- _Lesetext_:
Er hatte in dem Netz von seinem Rollator ein paar Blätter gesammelt. Ein besonders schönes hat er mir dann auch gezeigt und erklärt, dass das ein Gingko-Blatt sei. Wo er es her hat, wie man diese Bäume am besten pflegen muss und was sie für Standorte mögen. Vom Gingko kam er dann noch zu den Haselnusssträuchern. Ich weiß jetzt vermutlich alles, was man so über Haselnüsse wissen kann. Deshalb hat er mir dann zum Abschied die Haselnüsse geschenkt.

Meine Begegnung mit dem Mann war eine absolut zufällige Situation. Und jeder andere, der zufällig neben ihm gelandet wäre, hätte sich vermutlich denselben Vortrag anhören dürfen. Trotzdem hat mich diese Begegnung noch lange begleitet. Und ich habe mich gefragt, warum?

Vielleicht, weil ich die zwei Haselnüsse jetzt in meiner Hosentasche gespürt habe? Vielleicht, weil es für den Mann so normal war, mir das alles zu erzählen? Vielleicht, weil uns die Zeit nebeneinander für diesen einen Moment miteinander verbunden hat?

Vermutlich ein bisschen was von allem. Der Mann hat mich im besten Sinne beeindruckt. Wir sind uns wirklich begegnet – und nicht einfach nur nebeneinandergesessen. Der Mann hat mir das mitgegeben, was er weiß und was er gut kann. Einfach, weil ich in dem Moment zufällig da war. Und weil ich bereit war, zuzuhören. Jetzt weiß ich alles über Haselsträucher, und wer weiß, was ich damit noch anfangen werde.

Bei Jesus muss das damals auch so gewesen sein. Er hat die Menschen wohl auch beeindruckt. Mit dem, was er ihnen erzählt hat. Mit dem, wie er gelebt hat. Er hat Geschichten davon erzählt, wie das Leben auch sein könnte. In Bildern erklärt: Wie schön es wäre, wenn wir miteinander leben würden und nicht gegeneinander. Oder alle nicht nur nach sich selber schauen würden. Von Samenkörnern, die gepflanzt werden und aufgehen.

Im Vergleich dazu waren die Geschichten des Mannes neben mir im Zug vielleicht nicht so wichtig. Aber– wer weiß: die zwei Haselnüsse habe ich bei uns daheim im Garten in die Erde gesteckt – vielleicht geht ja was auf.

- _Datensatz_:
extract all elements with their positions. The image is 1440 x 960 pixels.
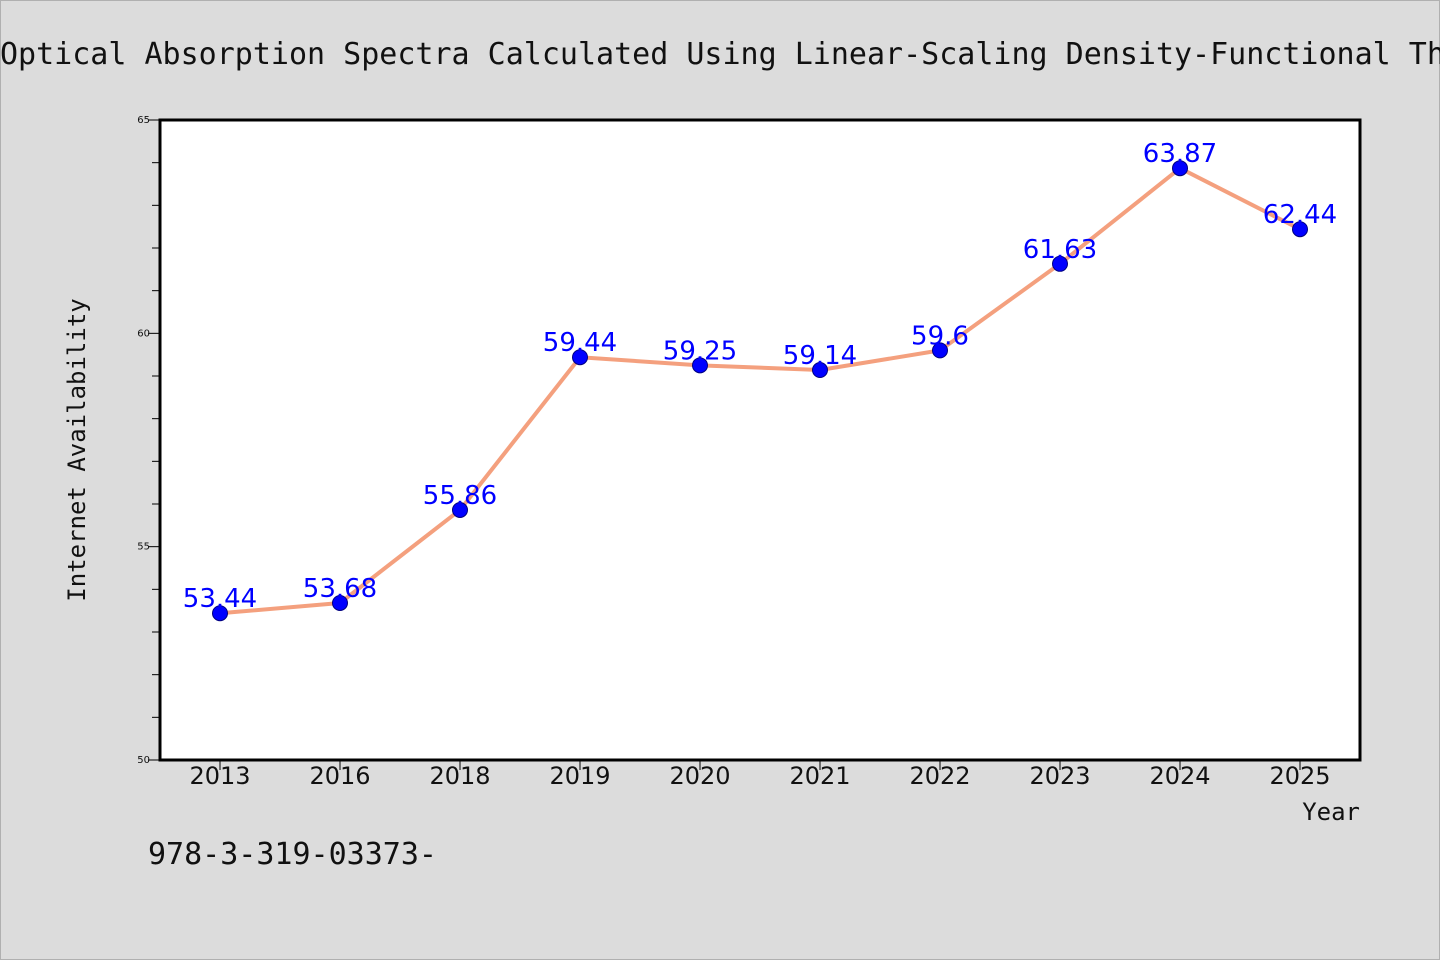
data-label-2019: 59.44 [543,328,617,358]
data-label-2022: 59.6 [911,321,969,351]
x-tick-label: 2025 [1269,762,1330,790]
data-label-2016: 53.68 [303,574,377,604]
y-tick-label: 65 [137,115,150,126]
data-point-2022 [932,342,948,359]
data-label-2018: 55.86 [423,481,497,511]
x-tick-label: 2024 [1149,762,1210,790]
x-axis: 2013 2016 2018 2019 2020 2021 2022 2023 2024 2025 [189,760,1331,790]
annotation-text: 978-3-319-03373- [148,837,437,872]
data-point-2013 [212,605,228,622]
data-point-2021 [812,362,828,379]
series-line [212,160,1308,622]
data-label-2021: 59.14 [783,341,857,371]
data-point-2025 [1292,221,1308,238]
data-label-2024: 63.87 [1143,139,1217,169]
x-tick-label: 2018 [429,762,490,790]
data-label-2023: 61.63 [1023,235,1097,265]
data-point-2020 [692,357,708,374]
data-point-2016 [332,594,348,611]
x-tick-label: 2019 [549,762,610,790]
plot-area [158,118,1362,762]
data-labels: 53.44 53.68 55.86 59.44 59.25 59.14 59.6 61.63 6… [183,139,1337,614]
data-point-2023 [1052,255,1068,272]
x-tick-label: 2021 [789,762,850,790]
y-tick-label: 60 [137,328,150,339]
data-point-2019 [572,349,588,366]
x-axis-title: Year [1302,798,1360,826]
data-label-2013: 53.44 [183,584,257,614]
series-polyline [218,166,1302,616]
x-tick-label: 2022 [909,762,970,790]
y-tick-label: 55 [137,542,150,553]
y-axis-title: Internet Availability [63,298,91,601]
x-tick-label: 2016 [309,762,370,790]
y-tick-label: 50 [137,755,150,766]
x-tick-label: 2020 [669,762,730,790]
data-point-2024 [1172,160,1188,177]
y-axis: 50 55 60 65 [137,115,160,766]
data-point-2018 [452,501,468,518]
x-tick-label: 2013 [189,762,250,790]
data-label-2020: 59.25 [663,336,737,366]
data-label-2025: 62.44 [1263,200,1337,230]
x-tick-label: 2023 [1029,762,1090,790]
chart-title: Optical Absorption Spectra Calculated Us… [0,37,1440,72]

- _Aufgaben_:
**a)** Gib aus dem Lesetext alles von „Er hatte in“ bis hinunter zu „die Haselnüsse geschenkt.“ wortgetreu wieder.
**b)** Was hatte der Mann laut dem Lesetext im Netz seines Rollators gesammelt?

- _Lösungen_:
**a)**
Er hatte in dem Netz von seinem Rollator ein paar Blätter gesammelt. Ein besonders schönes hat er mir dann auch gezeigt und erklärt, dass das ein Gingko-Blatt sei. Wo er es her hat, wie man diese Bäume am besten pflegen muss und was sie für Standorte mögen. Vom Gingko kam er dann noch zu den Haselnusssträuchern. Ich weiß jetzt vermutlich alles, was man so über Haselnüsse wissen kann. Deshalb hat er mir dann zum Abschied die Haselnüsse geschenkt.

**b)** Ein paar Blätter.